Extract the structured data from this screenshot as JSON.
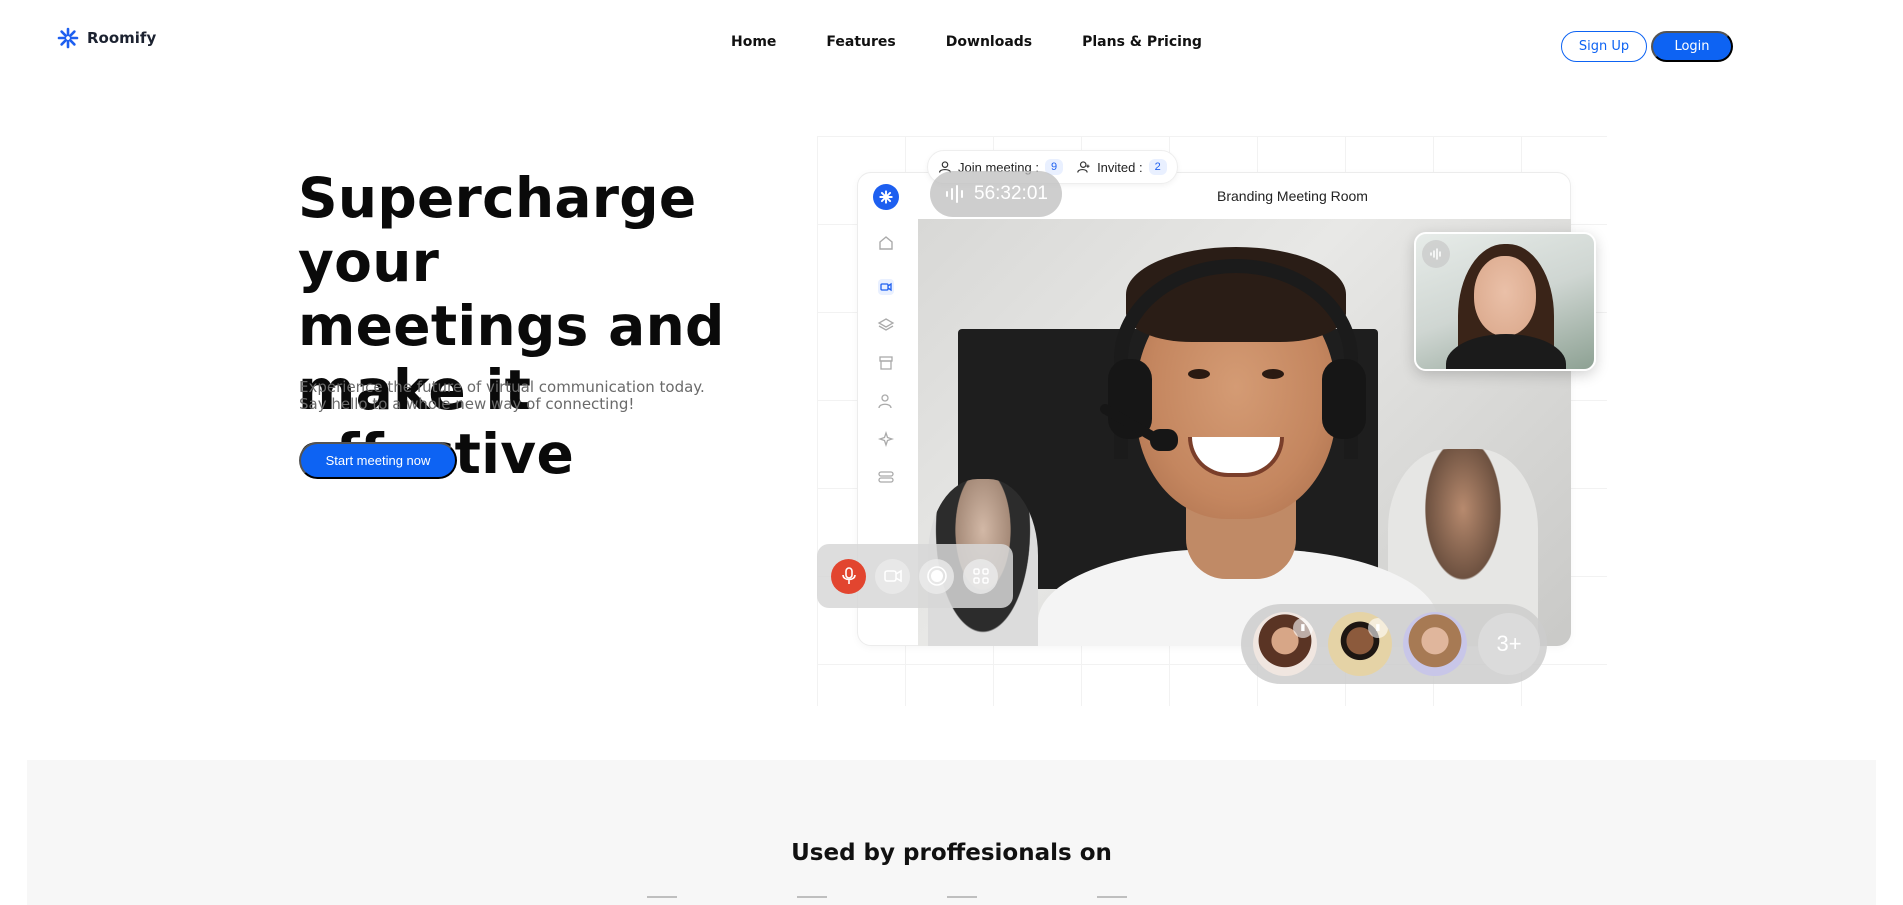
{
  "brand": {
    "name": "Roomify"
  },
  "nav": {
    "links": [
      "Home",
      "Features",
      "Downloads",
      "Plans & Pricing"
    ],
    "signup_label": "Sign Up",
    "login_label": "Login"
  },
  "hero": {
    "title_lines": [
      "Supercharge your",
      "meetings and",
      "make it effective"
    ],
    "subtitle_lines": [
      "Experience the future of virtual communication today.",
      "Say hello to a whole new way of connecting!"
    ],
    "cta_label": "Start meeting now"
  },
  "mockup": {
    "join_label": "Join meeting :",
    "join_count": "9",
    "invited_label": "Invited :",
    "invited_count": "2",
    "room_title": "Branding Meeting Room",
    "timer": "56:32:01",
    "more_participants": "3+"
  },
  "used_by": {
    "title": "Used by proffesionals on"
  },
  "colors": {
    "accent": "#0d63f3",
    "mic_active": "#e2452f",
    "section_bg": "#f7f7f7"
  }
}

______

## TASK DETAILS:
Copy each line exactly, and leave the pictures out of your copy.

## EXPECTED ANSWER:
Extract the structured data from this screenshot as JSON.
{
  "brand": {
    "name": "Roomify"
  },
  "nav": {
    "links": [
      "Home",
      "Features",
      "Downloads",
      "Plans & Pricing"
    ],
    "signup_label": "Sign Up",
    "login_label": "Login"
  },
  "hero": {
    "title_lines": [
      "Supercharge your",
      "meetings and",
      "make it effective"
    ],
    "subtitle_lines": [
      "Experience the future of virtual communication today.",
      "Say hello to a whole new way of connecting!"
    ],
    "cta_label": "Start meeting now"
  },
  "mockup": {
    "join_label": "Join meeting :",
    "join_count": "9",
    "invited_label": "Invited :",
    "invited_count": "2",
    "room_title": "Branding Meeting Room",
    "timer": "56:32:01",
    "more_participants": "3+"
  },
  "used_by": {
    "title": "Used by proffesionals on"
  },
  "colors": {
    "accent": "#0d63f3",
    "mic_active": "#e2452f",
    "section_bg": "#f7f7f7"
  }
}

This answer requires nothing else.